▶ [OBJECTIVE]:
Copy each line below without leaving any out.

Extracts from a graphics dataset:
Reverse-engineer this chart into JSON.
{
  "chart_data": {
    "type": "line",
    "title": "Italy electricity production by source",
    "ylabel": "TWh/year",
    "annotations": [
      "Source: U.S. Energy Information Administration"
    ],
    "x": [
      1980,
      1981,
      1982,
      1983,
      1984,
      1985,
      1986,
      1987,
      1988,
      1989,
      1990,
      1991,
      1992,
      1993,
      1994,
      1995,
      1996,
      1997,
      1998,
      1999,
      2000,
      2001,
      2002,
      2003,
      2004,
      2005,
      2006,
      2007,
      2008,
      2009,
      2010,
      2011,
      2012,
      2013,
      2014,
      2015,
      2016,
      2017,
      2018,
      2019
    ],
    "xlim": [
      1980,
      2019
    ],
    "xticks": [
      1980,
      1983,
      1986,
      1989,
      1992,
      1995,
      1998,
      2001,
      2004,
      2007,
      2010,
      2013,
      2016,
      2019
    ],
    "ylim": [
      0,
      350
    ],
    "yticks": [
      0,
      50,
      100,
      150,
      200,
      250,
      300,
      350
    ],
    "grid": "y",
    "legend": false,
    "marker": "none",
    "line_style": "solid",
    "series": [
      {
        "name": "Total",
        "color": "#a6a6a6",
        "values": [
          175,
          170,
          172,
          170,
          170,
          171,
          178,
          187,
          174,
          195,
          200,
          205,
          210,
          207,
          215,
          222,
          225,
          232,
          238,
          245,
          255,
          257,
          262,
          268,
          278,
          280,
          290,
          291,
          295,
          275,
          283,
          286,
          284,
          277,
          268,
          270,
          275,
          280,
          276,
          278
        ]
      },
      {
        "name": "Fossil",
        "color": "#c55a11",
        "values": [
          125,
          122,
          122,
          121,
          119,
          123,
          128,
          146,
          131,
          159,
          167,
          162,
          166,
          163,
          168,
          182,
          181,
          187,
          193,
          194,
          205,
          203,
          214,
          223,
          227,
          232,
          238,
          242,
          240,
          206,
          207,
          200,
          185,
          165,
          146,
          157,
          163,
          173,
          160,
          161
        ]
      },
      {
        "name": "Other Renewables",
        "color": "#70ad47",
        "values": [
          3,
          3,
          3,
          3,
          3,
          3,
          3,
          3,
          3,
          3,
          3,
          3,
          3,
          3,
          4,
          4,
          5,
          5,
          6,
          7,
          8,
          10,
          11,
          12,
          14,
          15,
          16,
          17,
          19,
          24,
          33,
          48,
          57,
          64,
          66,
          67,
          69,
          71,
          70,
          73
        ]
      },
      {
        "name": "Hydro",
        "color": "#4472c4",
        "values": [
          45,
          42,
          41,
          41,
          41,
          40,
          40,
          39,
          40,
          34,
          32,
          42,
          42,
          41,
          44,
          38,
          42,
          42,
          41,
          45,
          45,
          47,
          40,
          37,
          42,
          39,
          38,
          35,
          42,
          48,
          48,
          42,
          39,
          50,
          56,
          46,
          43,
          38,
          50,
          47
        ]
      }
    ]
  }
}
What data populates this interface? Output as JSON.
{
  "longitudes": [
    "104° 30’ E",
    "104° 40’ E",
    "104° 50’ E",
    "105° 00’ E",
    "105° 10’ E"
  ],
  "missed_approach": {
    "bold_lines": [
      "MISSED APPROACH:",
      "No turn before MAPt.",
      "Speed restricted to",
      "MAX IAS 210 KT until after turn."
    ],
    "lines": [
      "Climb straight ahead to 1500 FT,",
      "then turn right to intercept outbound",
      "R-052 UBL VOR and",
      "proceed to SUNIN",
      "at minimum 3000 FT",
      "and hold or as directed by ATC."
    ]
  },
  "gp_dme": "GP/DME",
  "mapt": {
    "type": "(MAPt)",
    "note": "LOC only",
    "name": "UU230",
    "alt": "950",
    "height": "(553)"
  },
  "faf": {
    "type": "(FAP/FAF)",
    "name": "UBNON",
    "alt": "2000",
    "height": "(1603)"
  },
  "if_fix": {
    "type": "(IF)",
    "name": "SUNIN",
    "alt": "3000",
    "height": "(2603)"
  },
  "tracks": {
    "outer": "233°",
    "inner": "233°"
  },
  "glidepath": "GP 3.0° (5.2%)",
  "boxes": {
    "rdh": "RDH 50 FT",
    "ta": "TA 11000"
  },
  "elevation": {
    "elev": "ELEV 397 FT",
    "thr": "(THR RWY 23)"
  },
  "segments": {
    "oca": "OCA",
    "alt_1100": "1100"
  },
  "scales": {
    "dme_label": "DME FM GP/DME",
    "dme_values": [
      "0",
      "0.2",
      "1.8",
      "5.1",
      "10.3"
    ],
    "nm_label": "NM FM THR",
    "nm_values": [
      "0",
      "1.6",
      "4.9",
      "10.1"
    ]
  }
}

▶ [PROBLEM SOLUTION]:
Reverse-engineer this chart into JSON.
{
  "chart_data": {
    "type": "line",
    "title": "Italy electricity production by source",
    "ylabel": "TWh/year",
    "annotations": [
      "Source: U.S. Energy Information Administration"
    ],
    "x": [
      1980,
      1981,
      1982,
      1983,
      1984,
      1985,
      1986,
      1987,
      1988,
      1989,
      1990,
      1991,
      1992,
      1993,
      1994,
      1995,
      1996,
      1997,
      1998,
      1999,
      2000,
      2001,
      2002,
      2003,
      2004,
      2005,
      2006,
      2007,
      2008,
      2009,
      2010,
      2011,
      2012,
      2013,
      2014,
      2015,
      2016,
      2017,
      2018,
      2019
    ],
    "xlim": [
      1980,
      2019
    ],
    "xticks": [
      1980,
      1983,
      1986,
      1989,
      1992,
      1995,
      1998,
      2001,
      2004,
      2007,
      2010,
      2013,
      2016,
      2019
    ],
    "ylim": [
      0,
      350
    ],
    "yticks": [
      0,
      50,
      100,
      150,
      200,
      250,
      300,
      350
    ],
    "grid": "y",
    "legend": false,
    "marker": "none",
    "line_style": "solid",
    "series": [
      {
        "name": "Total",
        "color": "#a6a6a6",
        "values": [
          175,
          170,
          172,
          170,
          170,
          171,
          178,
          187,
          174,
          195,
          200,
          205,
          210,
          207,
          215,
          222,
          225,
          232,
          238,
          245,
          255,
          257,
          262,
          268,
          278,
          280,
          290,
          291,
          295,
          275,
          283,
          286,
          284,
          277,
          268,
          270,
          275,
          280,
          276,
          278
        ]
      },
      {
        "name": "Fossil",
        "color": "#c55a11",
        "values": [
          125,
          122,
          122,
          121,
          119,
          123,
          128,
          146,
          131,
          159,
          167,
          162,
          166,
          163,
          168,
          182,
          181,
          187,
          193,
          194,
          205,
          203,
          214,
          223,
          227,
          232,
          238,
          242,
          240,
          206,
          207,
          200,
          185,
          165,
          146,
          157,
          163,
          173,
          160,
          161
        ]
      },
      {
        "name": "Other Renewables",
        "color": "#70ad47",
        "values": [
          3,
          3,
          3,
          3,
          3,
          3,
          3,
          3,
          3,
          3,
          3,
          3,
          3,
          3,
          4,
          4,
          5,
          5,
          6,
          7,
          8,
          10,
          11,
          12,
          14,
          15,
          16,
          17,
          19,
          24,
          33,
          48,
          57,
          64,
          66,
          67,
          69,
          71,
          70,
          73
        ]
      },
      {
        "name": "Hydro",
        "color": "#4472c4",
        "values": [
          45,
          42,
          41,
          41,
          41,
          40,
          40,
          39,
          40,
          34,
          32,
          42,
          42,
          41,
          44,
          38,
          42,
          42,
          41,
          45,
          45,
          47,
          40,
          37,
          42,
          39,
          38,
          35,
          42,
          48,
          48,
          42,
          39,
          50,
          56,
          46,
          43,
          38,
          50,
          47
        ]
      }
    ]
  }
}
What data populates this interface? Output as JSON.
{
  "longitudes": [
    "104° 30’ E",
    "104° 40’ E",
    "104° 50’ E",
    "105° 00’ E",
    "105° 10’ E"
  ],
  "missed_approach": {
    "bold_lines": [
      "MISSED APPROACH:",
      "No turn before MAPt.",
      "Speed restricted to",
      "MAX IAS 210 KT until after turn."
    ],
    "lines": [
      "Climb straight ahead to 1500 FT,",
      "then turn right to intercept outbound",
      "R-052 UBL VOR and",
      "proceed to SUNIN",
      "at minimum 3000 FT",
      "and hold or as directed by ATC."
    ]
  },
  "gp_dme": "GP/DME",
  "mapt": {
    "type": "(MAPt)",
    "note": "LOC only",
    "name": "UU230",
    "alt": "950",
    "height": "(553)"
  },
  "faf": {
    "type": "(FAP/FAF)",
    "name": "UBNON",
    "alt": "2000",
    "height": "(1603)"
  },
  "if_fix": {
    "type": "(IF)",
    "name": "SUNIN",
    "alt": "3000",
    "height": "(2603)"
  },
  "tracks": {
    "outer": "233°",
    "inner": "233°"
  },
  "glidepath": "GP 3.0° (5.2%)",
  "boxes": {
    "rdh": "RDH 50 FT",
    "ta": "TA 11000"
  },
  "elevation": {
    "elev": "ELEV 397 FT",
    "thr": "(THR RWY 23)"
  },
  "segments": {
    "oca": "OCA",
    "alt_1100": "1100"
  },
  "scales": {
    "dme_label": "DME FM GP/DME",
    "dme_values": [
      "0",
      "0.2",
      "1.8",
      "5.1",
      "10.3"
    ],
    "nm_label": "NM FM THR",
    "nm_values": [
      "0",
      "1.6",
      "4.9",
      "10.1"
    ]
  }
}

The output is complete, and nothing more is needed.